Records from a collection
*-*-*

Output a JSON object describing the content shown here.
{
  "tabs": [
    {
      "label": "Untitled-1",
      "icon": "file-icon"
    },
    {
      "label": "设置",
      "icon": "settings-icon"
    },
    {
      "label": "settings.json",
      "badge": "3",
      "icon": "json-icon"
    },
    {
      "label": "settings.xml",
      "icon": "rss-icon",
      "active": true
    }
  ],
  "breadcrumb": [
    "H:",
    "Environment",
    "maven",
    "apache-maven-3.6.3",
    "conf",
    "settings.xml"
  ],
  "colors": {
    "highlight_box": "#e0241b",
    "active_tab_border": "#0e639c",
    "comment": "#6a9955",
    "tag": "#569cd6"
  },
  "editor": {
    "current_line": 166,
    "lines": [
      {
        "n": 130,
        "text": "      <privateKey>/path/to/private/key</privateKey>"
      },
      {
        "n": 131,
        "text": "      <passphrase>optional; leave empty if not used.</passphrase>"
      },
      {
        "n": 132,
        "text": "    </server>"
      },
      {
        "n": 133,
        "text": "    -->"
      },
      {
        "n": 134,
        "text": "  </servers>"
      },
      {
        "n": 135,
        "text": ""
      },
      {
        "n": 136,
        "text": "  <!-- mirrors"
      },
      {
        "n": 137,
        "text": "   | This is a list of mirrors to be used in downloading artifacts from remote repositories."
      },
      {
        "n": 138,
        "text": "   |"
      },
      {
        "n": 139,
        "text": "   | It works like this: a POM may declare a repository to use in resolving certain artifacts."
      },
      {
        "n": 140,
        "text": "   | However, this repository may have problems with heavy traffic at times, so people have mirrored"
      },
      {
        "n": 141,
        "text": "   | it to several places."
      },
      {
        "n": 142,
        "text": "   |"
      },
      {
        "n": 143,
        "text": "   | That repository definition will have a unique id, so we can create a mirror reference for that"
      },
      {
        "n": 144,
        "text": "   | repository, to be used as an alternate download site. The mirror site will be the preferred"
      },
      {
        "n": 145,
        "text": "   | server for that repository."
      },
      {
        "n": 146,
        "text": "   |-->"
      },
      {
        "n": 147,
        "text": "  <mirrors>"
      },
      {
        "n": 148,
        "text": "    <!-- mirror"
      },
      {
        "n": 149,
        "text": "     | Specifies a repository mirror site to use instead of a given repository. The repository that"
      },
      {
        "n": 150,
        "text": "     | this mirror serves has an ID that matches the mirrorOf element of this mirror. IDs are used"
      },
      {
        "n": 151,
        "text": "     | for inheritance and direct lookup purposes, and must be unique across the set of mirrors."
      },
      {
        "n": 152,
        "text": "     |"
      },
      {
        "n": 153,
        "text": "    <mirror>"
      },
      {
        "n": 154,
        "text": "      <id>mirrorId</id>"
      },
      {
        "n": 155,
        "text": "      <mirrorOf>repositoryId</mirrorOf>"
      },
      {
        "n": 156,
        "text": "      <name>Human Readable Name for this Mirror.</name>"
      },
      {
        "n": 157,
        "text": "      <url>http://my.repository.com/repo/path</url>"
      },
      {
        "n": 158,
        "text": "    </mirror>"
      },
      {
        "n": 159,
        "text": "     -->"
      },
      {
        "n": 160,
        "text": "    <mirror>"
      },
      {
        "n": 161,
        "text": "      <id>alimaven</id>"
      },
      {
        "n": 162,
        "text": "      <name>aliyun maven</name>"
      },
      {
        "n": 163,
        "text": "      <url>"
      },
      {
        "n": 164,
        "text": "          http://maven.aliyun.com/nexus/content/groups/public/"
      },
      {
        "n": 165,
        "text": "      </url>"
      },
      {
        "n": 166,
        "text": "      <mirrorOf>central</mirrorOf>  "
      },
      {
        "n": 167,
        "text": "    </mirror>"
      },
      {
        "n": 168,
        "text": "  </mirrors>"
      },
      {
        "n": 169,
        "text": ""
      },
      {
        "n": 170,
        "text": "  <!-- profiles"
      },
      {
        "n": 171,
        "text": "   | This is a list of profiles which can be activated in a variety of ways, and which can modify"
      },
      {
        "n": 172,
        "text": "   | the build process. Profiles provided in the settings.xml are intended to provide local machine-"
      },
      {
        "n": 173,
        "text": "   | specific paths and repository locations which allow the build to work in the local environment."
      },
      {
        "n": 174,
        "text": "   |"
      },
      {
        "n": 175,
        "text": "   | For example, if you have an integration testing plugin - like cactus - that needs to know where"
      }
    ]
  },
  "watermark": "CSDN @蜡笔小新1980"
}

*-*-*

__Exercise instructions__
Pull out all lines containing the word "that" from the entries above.

__Answer below__
        "text": "   | That repository definition will have a unique id, so we can create a mirror reference for that"
        "text": "   | server for that repository."
        "text": "     | Specifies a repository mirror site to use instead of a given repository. The repository that"
        "text": "     | this mirror serves has an ID that matches the mirrorOf element of this mirror. IDs are used"
        "text": "   | For example, if you have an integration testing plugin - like cactus - that needs to know where"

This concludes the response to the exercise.